---- Supplied material

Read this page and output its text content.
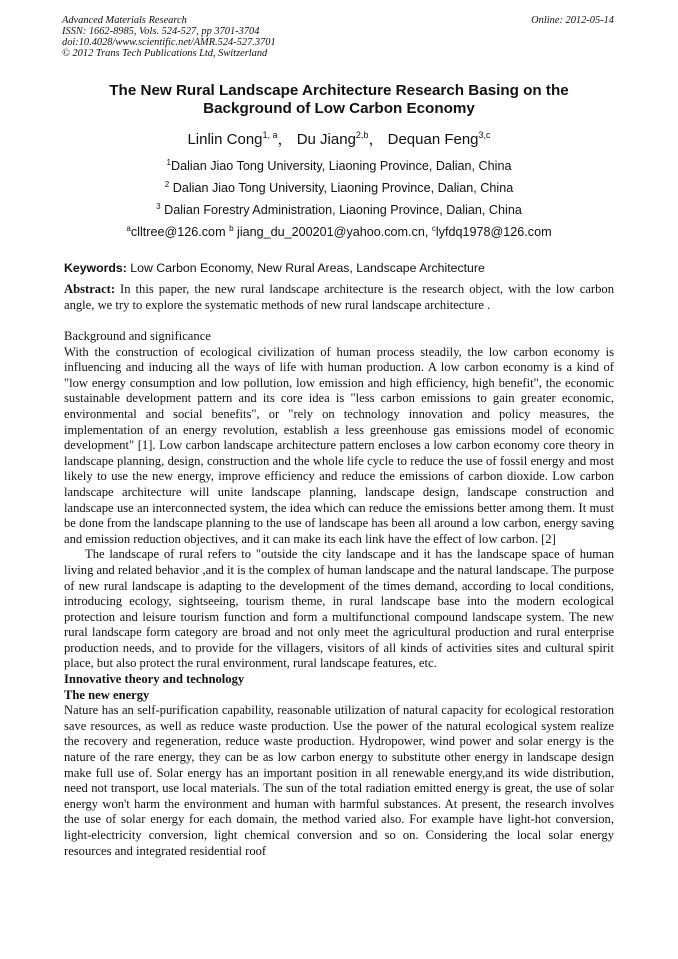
Advanced Materials Research
ISSN: 1662-8985, Vols. 524-527, pp 3701-3704
doi:10.4028/www.scientific.net/AMR.524-527.3701
© 2012 Trans Tech Publications Ltd, Switzerland
Online: 2012-05-14
The New Rural Landscape Architecture Research Basing on the
Background of Low Carbon Economy
Linlin Cong$^{1, a}$， Du Jiang$^{2,b}$， Dequan Feng$^{3,c}$
$^1$Dalian Jiao Tong University, Liaoning Province, Dalian, China
$^2$ Dalian Jiao Tong University, Liaoning Province, Dalian, China
$^3$ Dalian Forestry Administration, Liaoning Province, Dalian, China
$^a$clltree@126.com $^b$ jiang_du_200201@yahoo.com.cn, $^c$lyfdq1978@126.com
Keywords: Low Carbon Economy, New Rural Areas, Landscape Architecture

Abstract: In this paper, the new rural landscape architecture is the research object, with the low carbon angle, we try to explore the systematic methods of new rural landscape architecture .

Background and significance

With the construction of ecological civilization of human process steadily, the low carbon economy is influencing and inducing all the ways of life with human production. A low carbon economy is a kind of "low energy consumption and low pollution, low emission and high efficiency, high benefit", the economic sustainable development pattern and its core idea is "less carbon emissions to gain greater economic, environmental and social benefits", or "rely on technology innovation and policy measures, the implementation of an energy revolution, establish a less greenhouse gas emissions model of economic development" [1]. Low carbon landscape architecture pattern encloses a low carbon economy core theory in landscape planning, design, construction and the whole life cycle to reduce the use of fossil energy and most likely to use the new energy, improve efficiency and reduce the emissions of carbon dioxide. Low carbon landscape architecture will unite landscape planning, landscape design, landscape construction and landscape use an interconnected system, the idea which can reduce the emissions better among them. It must be done from the landscape planning to the use of landscape has been all around a low carbon, energy saving and emission reduction objectives, and it can make its each link have the effect of low carbon. [2]

The landscape of rural refers to "outside the city landscape and it has the landscape space of human living and related behavior ,and it is the complex of human landscape and the natural landscape. The purpose of new rural landscape is adapting to the development of the times demand, according to local conditions, introducing ecology, sightseeing, tourism theme, in rural landscape base into the modern ecological protection and leisure tourism function and form a multifunctional compound landscape system. The new rural landscape form category are broad and not only meet the agricultural production and rural enterprise production needs, and to provide for the villagers, visitors of all kinds of activities sites and cultural spirit place, but also protect the rural environment, rural landscape features, etc.

Innovative theory and technology

The new energy

Nature has an self-purification capability, reasonable utilization of natural capacity for ecological restoration save resources, as well as reduce waste production. Use the power of the natural ecological system realize the recovery and regeneration, reduce waste production. Hydropower, wind power and solar energy is the nature of the rare energy, they can be as low carbon energy to substitute other energy in landscape design make full use of. Solar energy has an important position in all renewable energy,and its wide distribution, need not transport, use local materials. The sun of the total radiation emitted energy is great, the use of solar energy won't harm the environment and human with harmful substances. At present, the research involves the use of solar energy for each domain, the method varied also. For example have light-hot conversion, light-electricity conversion, light chemical conversion and so on. Considering the local solar energy resources and integrated residential roof
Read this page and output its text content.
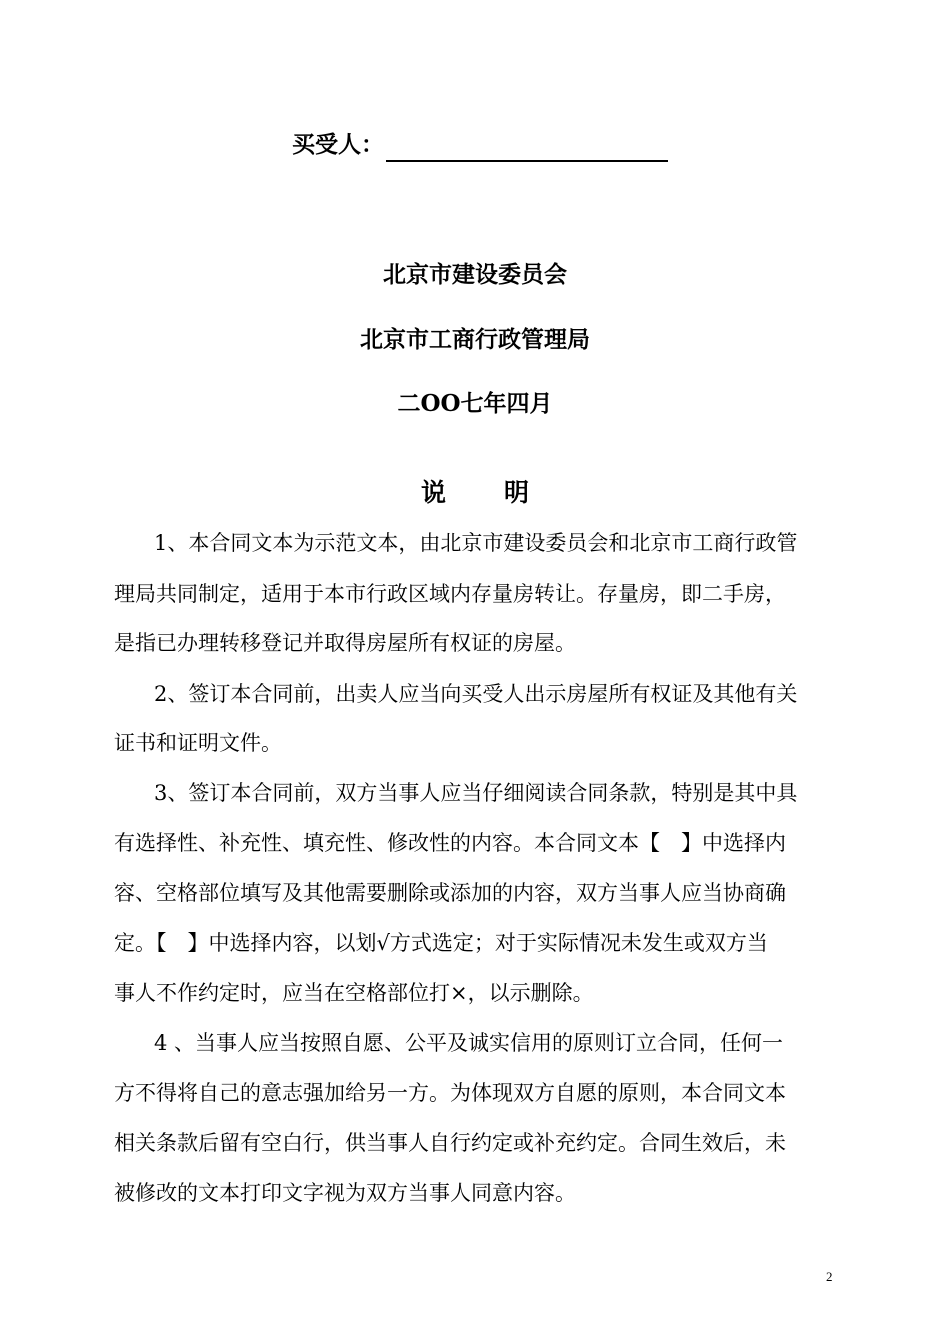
买受人：
北京市建设委员会
北京市工商行政管理局
二OO七年四月
说明
1、本合同文本为示范文本，由北京市建设委员会和北京市工商行政管
理局共同制定，适用于本市行政区域内存量房转让。存量房，即二手房，
是指已办理转移登记并取得房屋所有权证的房屋。
2、签订本合同前，出卖人应当向买受人出示房屋所有权证及其他有关
证书和证明文件。
3、签订本合同前，双方当事人应当仔细阅读合同条款，特别是其中具
有选择性、补充性、填充性、修改性的内容。本合同文本【　】中选择内
容、空格部位填写及其他需要删除或添加的内容，双方当事人应当协商确
定。【　】中选择内容，以划√方式选定；对于实际情况未发生或双方当
事人不作约定时，应当在空格部位打×，以示删除。
4 、当事人应当按照自愿、公平及诚实信用的原则订立合同，任何一
方不得将自己的意志强加给另一方。为体现双方自愿的原则，本合同文本
相关条款后留有空白行，供当事人自行约定或补充约定。合同生效后，未
被修改的文本打印文字视为双方当事人同意内容。
2
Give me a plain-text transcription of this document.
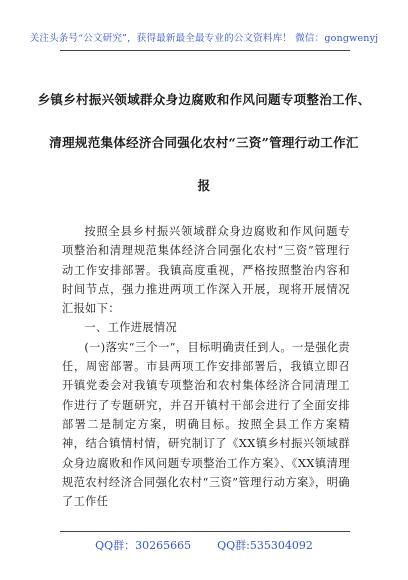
关注头条号“公文研究”，获得最新最全最专业的公文资料库！ 微信：gongwenyj
乡镇乡村振兴领域群众身边腐败和作风问题专项整治工作、
清理规范集体经济合同强化农村“三资”管理行动工作汇
报

按照全县乡村振兴领域群众身边腐败和作风问题专项整治和清理规范集体经济合同强化农村“三资”管理行动工作安排部署。我镇高度重视，严格按照整治内容和时间节点，强力推进两项工作深入开展，现将开展情况汇报如下：

一、工作进展情况

(一)落实“三个一”，目标明确责任到人。一是强化责任，周密部署。市县两项工作安排部署后，我镇立即召开镇党委会对我镇专项整治和农村集体经济合同清理工作进行了专题研究，并召开镇村干部会进行了全面安排部署二是制定方案，明确目标。按照全县工作方案精神，结合镇情村情，研究制订了《XX镇乡村振兴领域群众身边腐败和作风问题专项整治工作方案》、《XX镇清理规范农村经济合同强化农村“三资”管理行动方案》，明确了工作任

QQ群：30265665 QQ群:535304092
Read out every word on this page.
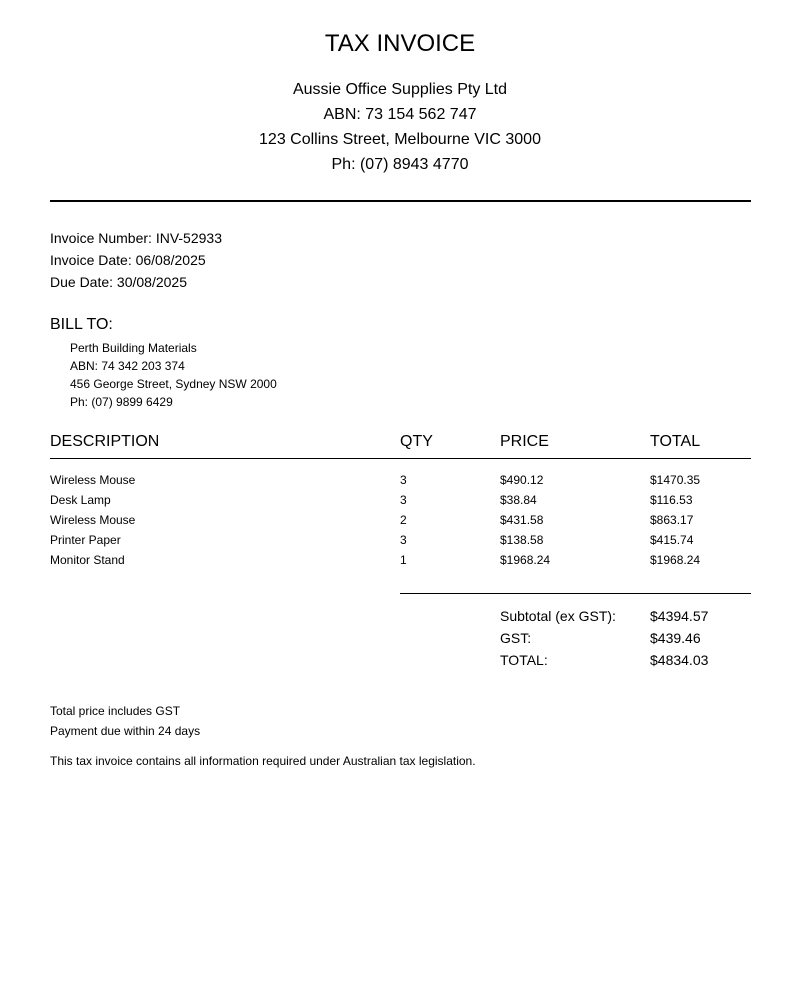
TAX INVOICE
Aussie Office Supplies Pty Ltd
ABN: 73 154 562 747
123 Collins Street, Melbourne VIC 3000
Ph: (07) 8943 4770
Invoice Number: INV-52933
Invoice Date: 06/08/2025
Due Date: 30/08/2025
BILL TO:
Perth Building Materials
ABN: 74 342 203 374
456 George Street, Sydney NSW 2000
Ph: (07) 9899 6429
DESCRIPTION	QTY	PRICE	TOTAL
Wireless Mouse	3	$490.12	$1470.35
Desk Lamp	3	$38.84	$116.53
Wireless Mouse	2	$431.58	$863.17
Printer Paper	3	$138.58	$415.74
Monitor Stand	1	$1968.24	$1968.24
Subtotal (ex GST): $4394.57
GST:	$439.46
TOTAL:	$4834.03
Total price includes GST
Payment due within 24 days
This tax invoice contains all information required under Australian tax legislation.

--------

▶ What is asked
Leave out the pictures and output the rest of the material exactly as written.

▶ Written answer
Read this page and output its text content.
Advanced Materials Research
ISSN: 1662-8985, Vols. 524-527, pp 3701-3704
doi:10.4028/www.scientific.net/AMR.524-527.3701
© 2012 Trans Tech Publications Ltd, Switzerland
Online: 2012-05-14
The New Rural Landscape Architecture Research Basing on the
Background of Low Carbon Economy
Linlin Cong$^{1, a}$， Du Jiang$^{2,b}$， Dequan Feng$^{3,c}$
$^1$Dalian Jiao Tong University, Liaoning Province, Dalian, China
$^2$ Dalian Jiao Tong University, Liaoning Province, Dalian, China
$^3$ Dalian Forestry Administration, Liaoning Province, Dalian, China
$^a$clltree@126.com $^b$ jiang_du_200201@yahoo.com.cn, $^c$lyfdq1978@126.com
Keywords: Low Carbon Economy, New Rural Areas, Landscape Architecture

Abstract: In this paper, the new rural landscape architecture is the research object, with the low carbon angle, we try to explore the systematic methods of new rural landscape architecture .

Background and significance

With the construction of ecological civilization of human process steadily, the low carbon economy is influencing and inducing all the ways of life with human production. A low carbon economy is a kind of "low energy consumption and low pollution, low emission and high efficiency, high benefit", the economic sustainable development pattern and its core idea is "less carbon emissions to gain greater economic, environmental and social benefits", or "rely on technology innovation and policy measures, the implementation of an energy revolution, establish a less greenhouse gas emissions model of economic development" [1]. Low carbon landscape architecture pattern encloses a low carbon economy core theory in landscape planning, design, construction and the whole life cycle to reduce the use of fossil energy and most likely to use the new energy, improve efficiency and reduce the emissions of carbon dioxide. Low carbon landscape architecture will unite landscape planning, landscape design, landscape construction and landscape use an interconnected system, the idea which can reduce the emissions better among them. It must be done from the landscape planning to the use of landscape has been all around a low carbon, energy saving and emission reduction objectives, and it can make its each link have the effect of low carbon. [2]

The landscape of rural refers to "outside the city landscape and it has the landscape space of human living and related behavior ,and it is the complex of human landscape and the natural landscape. The purpose of new rural landscape is adapting to the development of the times demand, according to local conditions, introducing ecology, sightseeing, tourism theme, in rural landscape base into the modern ecological protection and leisure tourism function and form a multifunctional compound landscape system. The new rural landscape form category are broad and not only meet the agricultural production and rural enterprise production needs, and to provide for the villagers, visitors of all kinds of activities sites and cultural spirit place, but also protect the rural environment, rural landscape features, etc.

Innovative theory and technology

The new energy

Nature has an self-purification capability, reasonable utilization of natural capacity for ecological restoration save resources, as well as reduce waste production. Use the power of the natural ecological system realize the recovery and regeneration, reduce waste production. Hydropower, wind power and solar energy is the nature of the rare energy, they can be as low carbon energy to substitute other energy in landscape design make full use of. Solar energy has an important position in all renewable energy,and its wide distribution, need not transport, use local materials. The sun of the total radiation emitted energy is great, the use of solar energy won't harm the environment and human with harmful substances. At present, the research involves the use of solar energy for each domain, the method varied also. For example have light-hot conversion, light-electricity conversion, light chemical conversion and so on. Considering the local solar energy resources and integrated residential roof
Read this page and output its text content.
买受人：
北京市建设委员会
北京市工商行政管理局
二OO七年四月
说明
1、本合同文本为示范文本，由北京市建设委员会和北京市工商行政管
理局共同制定，适用于本市行政区域内存量房转让。存量房，即二手房，
是指已办理转移登记并取得房屋所有权证的房屋。
2、签订本合同前，出卖人应当向买受人出示房屋所有权证及其他有关
证书和证明文件。
3、签订本合同前，双方当事人应当仔细阅读合同条款，特别是其中具
有选择性、补充性、填充性、修改性的内容。本合同文本【　】中选择内
容、空格部位填写及其他需要删除或添加的内容，双方当事人应当协商确
定。【　】中选择内容，以划√方式选定；对于实际情况未发生或双方当
事人不作约定时，应当在空格部位打×，以示删除。
4 、当事人应当按照自愿、公平及诚实信用的原则订立合同，任何一
方不得将自己的意志强加给另一方。为体现双方自愿的原则，本合同文本
相关条款后留有空白行，供当事人自行约定或补充约定。合同生效后，未
被修改的文本打印文字视为双方当事人同意内容。
2
Give me a plain-text transcription of this document.
关注头条号“公文研究”，获得最新最全最专业的公文资料库！ 微信：gongwenyj
乡镇乡村振兴领域群众身边腐败和作风问题专项整治工作、
清理规范集体经济合同强化农村“三资”管理行动工作汇
报

按照全县乡村振兴领域群众身边腐败和作风问题专项整治和清理规范集体经济合同强化农村“三资”管理行动工作安排部署。我镇高度重视，严格按照整治内容和时间节点，强力推进两项工作深入开展，现将开展情况汇报如下：

一、工作进展情况

(一)落实“三个一”，目标明确责任到人。一是强化责任，周密部署。市县两项工作安排部署后，我镇立即召开镇党委会对我镇专项整治和农村集体经济合同清理工作进行了专题研究，并召开镇村干部会进行了全面安排部署二是制定方案，明确目标。按照全县工作方案精神，结合镇情村情，研究制订了《XX镇乡村振兴领域群众身边腐败和作风问题专项整治工作方案》、《XX镇清理规范农村经济合同强化农村“三资”管理行动方案》，明确了工作任

QQ群：30265665 QQ群:535304092
Read out every word on this page.
TAX INVOICE
Aussie Office Supplies Pty Ltd
ABN: 73 154 562 747
123 Collins Street, Melbourne VIC 3000
Ph: (07) 8943 4770
Invoice Number: INV-52933
Invoice Date: 06/08/2025
Due Date: 30/08/2025
BILL TO:
Perth Building Materials
ABN: 74 342 203 374
456 George Street, Sydney NSW 2000
Ph: (07) 9899 6429
DESCRIPTION	QTY	PRICE	TOTAL
Wireless Mouse	3	$490.12	$1470.35
Desk Lamp	3	$38.84	$116.53
Wireless Mouse	2	$431.58	$863.17
Printer Paper	3	$138.58	$415.74
Monitor Stand	1	$1968.24	$1968.24
Subtotal (ex GST): $4394.57
GST:	$439.46
TOTAL:	$4834.03
Total price includes GST
Payment due within 24 days
This tax invoice contains all information required under Australian tax legislation.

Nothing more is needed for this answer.